* _SET TASK_
Filter the entries below, keeping only lines with the word "Building".

* _DATA SHOWN_
■ ■ ■ ■ ■ ■ ■
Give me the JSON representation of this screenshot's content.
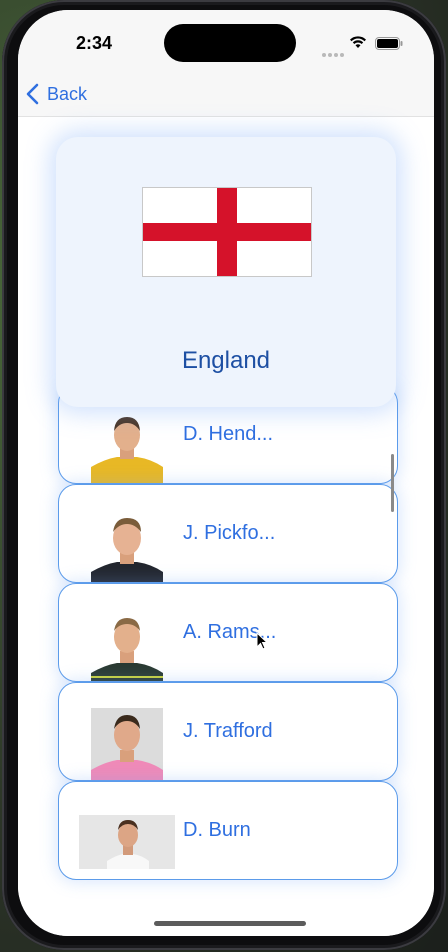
{
  "status_bar": {
    "time": "2:34",
    "wifi_icon": "wifi-icon",
    "battery_icon": "battery-icon"
  },
  "nav": {
    "back_label": "Back",
    "back_icon": "chevron-left-icon",
    "accent_color": "#2f6fe0"
  },
  "team": {
    "name": "England",
    "flag_icon": "england-flag-icon",
    "flag_colors": {
      "field": "#ffffff",
      "cross": "#d5122a"
    }
  },
  "players": [
    {
      "name": "D. Hend...",
      "kit": "yellow-goalkeeper-kit"
    },
    {
      "name": "J. Pickfo...",
      "kit": "dark-kit"
    },
    {
      "name": "A. Rams...",
      "kit": "dark-kit"
    },
    {
      "name": "J. Trafford",
      "kit": "pink-kit"
    },
    {
      "name": "D. Burn",
      "kit": "white-shirt"
    }
  ]
}
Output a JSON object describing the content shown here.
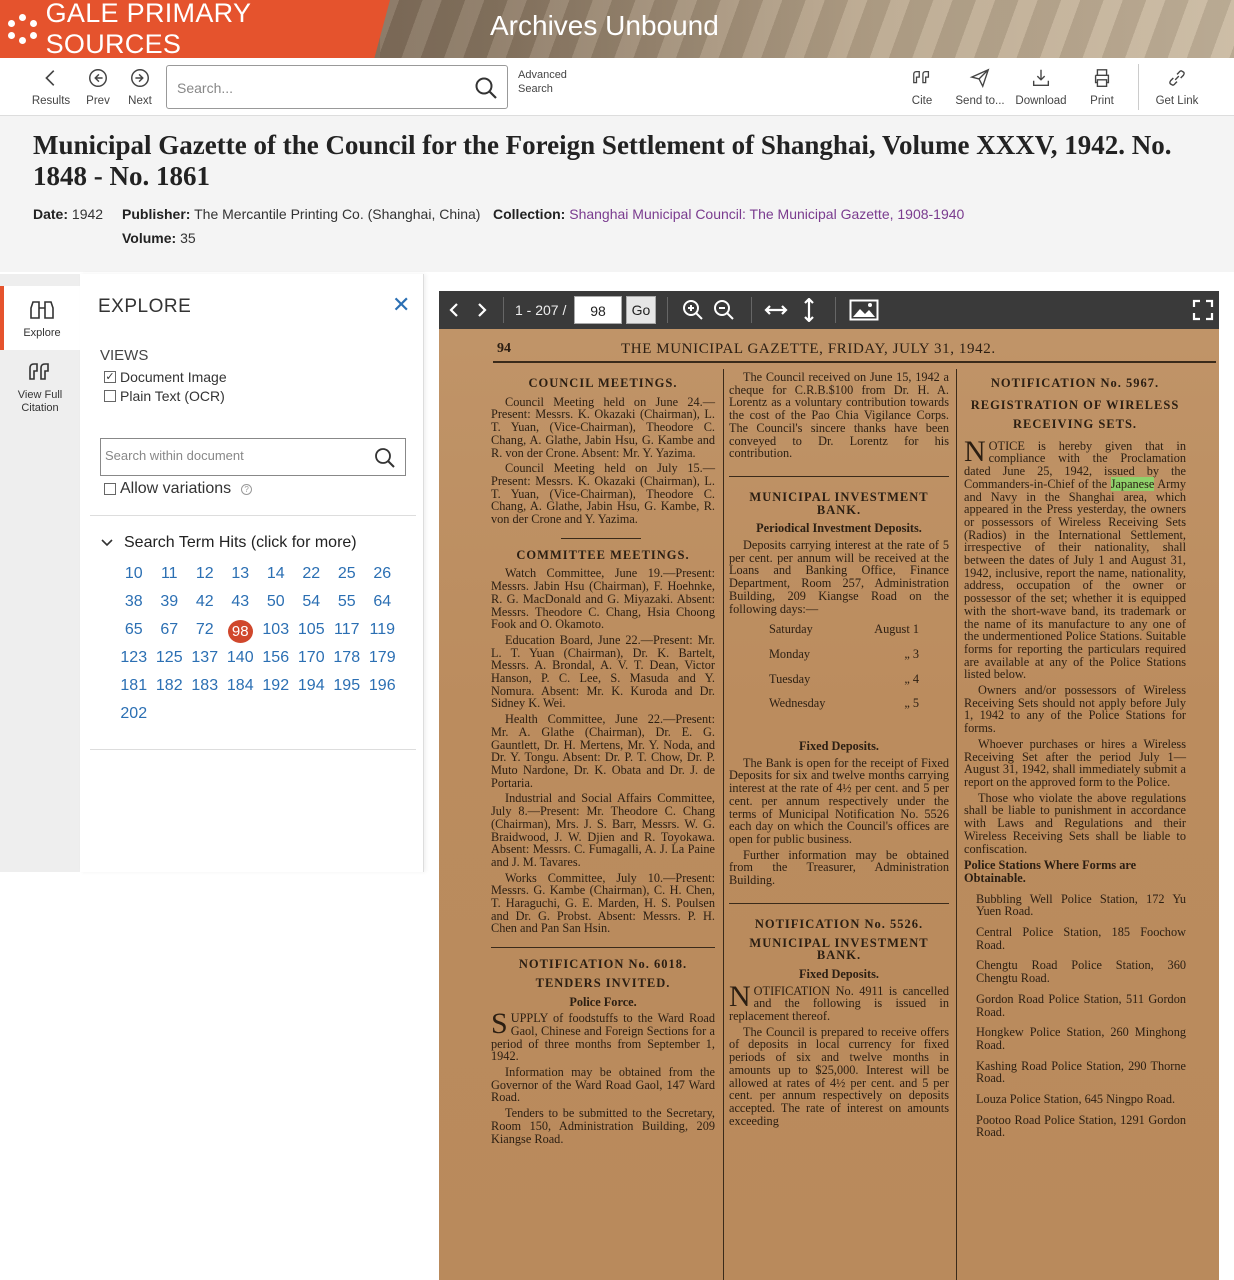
{
  "banner": {
    "brand": "GALE PRIMARY SOURCES",
    "product": "Archives Unbound"
  },
  "toolbar": {
    "results": "Results",
    "prev": "Prev",
    "next": "Next",
    "search_placeholder": "Search...",
    "advanced_search": "Advanced Search",
    "cite": "Cite",
    "send_to": "Send to...",
    "download": "Download",
    "print": "Print",
    "get_link": "Get Link"
  },
  "document": {
    "title": "Municipal Gazette of the Council for the Foreign Settlement of Shanghai, Volume XXXV, 1942. No. 1848 - No. 1861",
    "date_label": "Date:",
    "date": "1942",
    "publisher_label": "Publisher:",
    "publisher": "The Mercantile Printing Co. (Shanghai, China)",
    "collection_label": "Collection:",
    "collection": "Shanghai Municipal Council: The Municipal Gazette, 1908-1940",
    "volume_label": "Volume:",
    "volume": "35"
  },
  "rail": {
    "explore": "Explore",
    "view_full_citation": "View Full Citation"
  },
  "explore": {
    "title": "EXPLORE",
    "views_label": "VIEWS",
    "views": [
      {
        "label": "Document Image",
        "checked": true
      },
      {
        "label": "Plain Text (OCR)",
        "checked": false
      }
    ],
    "search_placeholder": "Search within document",
    "allow_variations": "Allow variations",
    "hits_header": "Search Term Hits (click for more)",
    "hits": [
      "10",
      "11",
      "12",
      "13",
      "14",
      "22",
      "25",
      "26",
      "38",
      "39",
      "42",
      "43",
      "50",
      "54",
      "55",
      "64",
      "65",
      "67",
      "72",
      "98",
      "103",
      "105",
      "117",
      "119",
      "123",
      "125",
      "137",
      "140",
      "156",
      "170",
      "178",
      "179",
      "181",
      "182",
      "183",
      "184",
      "192",
      "194",
      "195",
      "196",
      "202"
    ],
    "active_hit": "98"
  },
  "viewer": {
    "page_range": "1 - 207 /",
    "page_value": "98",
    "go": "Go"
  },
  "scan": {
    "page_number": "94",
    "running_head": "THE MUNICIPAL GAZETTE, FRIDAY, JULY 31, 1942.",
    "col1": {
      "h1": "COUNCIL MEETINGS.",
      "p1": "Council Meeting held on June 24.—Present: Messrs. K. Okazaki (Chairman), L. T. Yuan, (Vice-Chairman), Theodore C. Chang, A. Glathe, Jabin Hsu, G. Kambe and R. von der Crone. Absent: Mr. Y. Yazima.",
      "p2": "Council Meeting held on July 15.—Present: Messrs. K. Okazaki (Chairman), L. T. Yuan, (Vice-Chairman), Theodore C. Chang, A. Glathe, Jabin Hsu, G. Kambe, R. von der Crone and Y. Yazima.",
      "h2": "COMMITTEE MEETINGS.",
      "p3": "Watch Committee, June 19.—Present: Messrs. Jabin Hsu (Chairman), F. Hoehnke, R. G. MacDonald and G. Miyazaki. Absent: Messrs. Theodore C. Chang, Hsia Choong Fook and O. Okamoto.",
      "p4": "Education Board, June 22.—Present: Mr. L. T. Yuan (Chairman), Dr. K. Bartelt, Messrs. A. Brondal, A. V. T. Dean, Victor Hanson, P. C. Lee, S. Masuda and Y. Nomura. Absent: Mr. K. Kuroda and Dr. Sidney K. Wei.",
      "p5": "Health Committee, June 22.—Present: Mr. A. Glathe (Chairman), Dr. E. G. Gauntlett, Dr. H. Mertens, Mr. Y. Noda, and Dr. Y. Tongu. Absent: Dr. P. T. Chow, Dr. P. Muto Nardone, Dr. K. Obata and Dr. J. de Portaria.",
      "p6": "Industrial and Social Affairs Committee, July 8.—Present: Mr. Theodore C. Chang (Chairman), Mrs. J. S. Barr, Messrs. W. G. Braidwood, J. W. Djien and R. Toyokawa. Absent: Messrs. C. Fumagalli, A. J. La Paine and J. M. Tavares.",
      "p7": "Works Committee, July 10.—Present: Messrs. G. Kambe (Chairman), C. H. Chen, T. Haraguchi, G. E. Marden, H. S. Poulsen and Dr. G. Probst. Absent: Messrs. P. H. Chen and Pan San Hsin.",
      "h3": "NOTIFICATION No. 6018.",
      "h4": "TENDERS INVITED.",
      "sh1": "Police Force.",
      "p8": "UPPLY of foodstuffs to the Ward Road Gaol, Chinese and Foreign Sections for a period of three months from September 1, 1942.",
      "p9": "Information may be obtained from the Governor of the Ward Road Gaol, 147 Ward Road.",
      "p10": "Tenders to be submitted to the Secretary, Room 150, Administration Building, 209 Kiangse Road."
    },
    "col2": {
      "p1": "The Council received on June 15, 1942 a cheque for C.R.B.$100 from Dr. H. A. Lorentz as a voluntary contribution towards the cost of the Pao Chia Vigilance Corps. The Council's sincere thanks have been conveyed to Dr. Lorentz for his contribution.",
      "h1": "MUNICIPAL INVESTMENT BANK.",
      "sh1": "Periodical Investment Deposits.",
      "p2": "Deposits carrying interest at the rate of 5 per cent. per annum will be received at the Loans and Banking Office, Finance Department, Room 257, Administration Building, 209 Kiangse Road on the following days:—",
      "schedule": [
        {
          "day": "Saturday",
          "date": "August 1"
        },
        {
          "day": "Monday",
          "date": "„ 3"
        },
        {
          "day": "Tuesday",
          "date": "„ 4"
        },
        {
          "day": "Wednesday",
          "date": "„ 5"
        }
      ],
      "sh2": "Fixed Deposits.",
      "p3": "The Bank is open for the receipt of Fixed Deposits for six and twelve months carrying interest at the rate of 4½ per cent. and 5 per cent. per annum respectively under the terms of Municipal Notification No. 5526 each day on which the Council's offices are open for public business.",
      "p4": "Further information may be obtained from the Treasurer, Administration Building.",
      "h2": "NOTIFICATION No. 5526.",
      "h3": "MUNICIPAL INVESTMENT BANK.",
      "sh3": "Fixed Deposits.",
      "p5": "OTIFICATION No. 4911 is cancelled and the following is issued in replacement thereof.",
      "p6": "The Council is prepared to receive offers of deposits in local currency for fixed periods of six and twelve months in amounts up to $25,000. Interest will be allowed at rates of 4½ per cent. and 5 per cent. per annum respectively on deposits accepted. The rate of interest on amounts exceeding"
    },
    "col3": {
      "h1": "NOTIFICATION No. 5967.",
      "h2": "REGISTRATION OF WIRELESS RECEIVING SETS.",
      "p1a": "OTICE is hereby given that in compliance with the Proclamation dated June 25, 1942, issued by the Commanders-in-Chief of the",
      "p1hl": "Japanese",
      "p1b": "Army and Navy in the Shanghai area, which appeared in the Press yesterday, the owners or possessors of Wireless Receiving Sets (Radios) in the International Settlement, irrespective of their nationality, shall between the dates of July 1 and August 31, 1942, inclusive, report the name, nationality, address, occupation of the owner or possessor of the set; whether it is equipped with the short-wave band, its trademark or the name of its manufacture to any one of the undermentioned Police Stations. Suitable forms for reporting the particulars required are available at any of the Police Stations listed below.",
      "p2": "Owners and/or possessors of Wireless Receiving Sets should not apply before July 1, 1942 to any of the Police Stations for forms.",
      "p3": "Whoever purchases or hires a Wireless Receiving Set after the period July 1—August 31, 1942, shall immediately submit a report on the approved form to the Police.",
      "p4": "Those who violate the above regulations shall be liable to punishment in accordance with Laws and Regulations and their Wireless Receiving Sets shall be liable to confiscation.",
      "sh1": "Police Stations Where Forms are Obtainable.",
      "stations": [
        "Bubbling Well Police Station, 172 Yu Yuen Road.",
        "Central Police Station, 185 Foochow Road.",
        "Chengtu Road Police Station, 360 Chengtu Road.",
        "Gordon Road Police Station, 511 Gordon Road.",
        "Hongkew Police Station, 260 Minghong Road.",
        "Kashing Road Police Station, 290 Thorne Road.",
        "Louza Police Station, 645 Ningpo Road.",
        "Pootoo Road Police Station, 1291 Gordon Road."
      ]
    }
  },
  "colors": {
    "brand": "#e5532d",
    "link": "#2b6fb3",
    "collection_link": "#7a3b8f",
    "active_hit": "#d0472c"
  }
}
■ ■ ■ ■ ■ ■ ■
* _SOLUTION_
      "p10": "Tenders to be submitted to the Secretary, Room 150, Administration Building, 209 Kiangse Road."
      "p2": "Deposits carrying interest at the rate of 5 per cent. per annum will be received at the Loans and Banking Office, Finance Department, Room 257, Administration Building, 209 Kiangse Road on the following days:—",
      "p4": "Further information may be obtained from the Treasurer, Administration Building.",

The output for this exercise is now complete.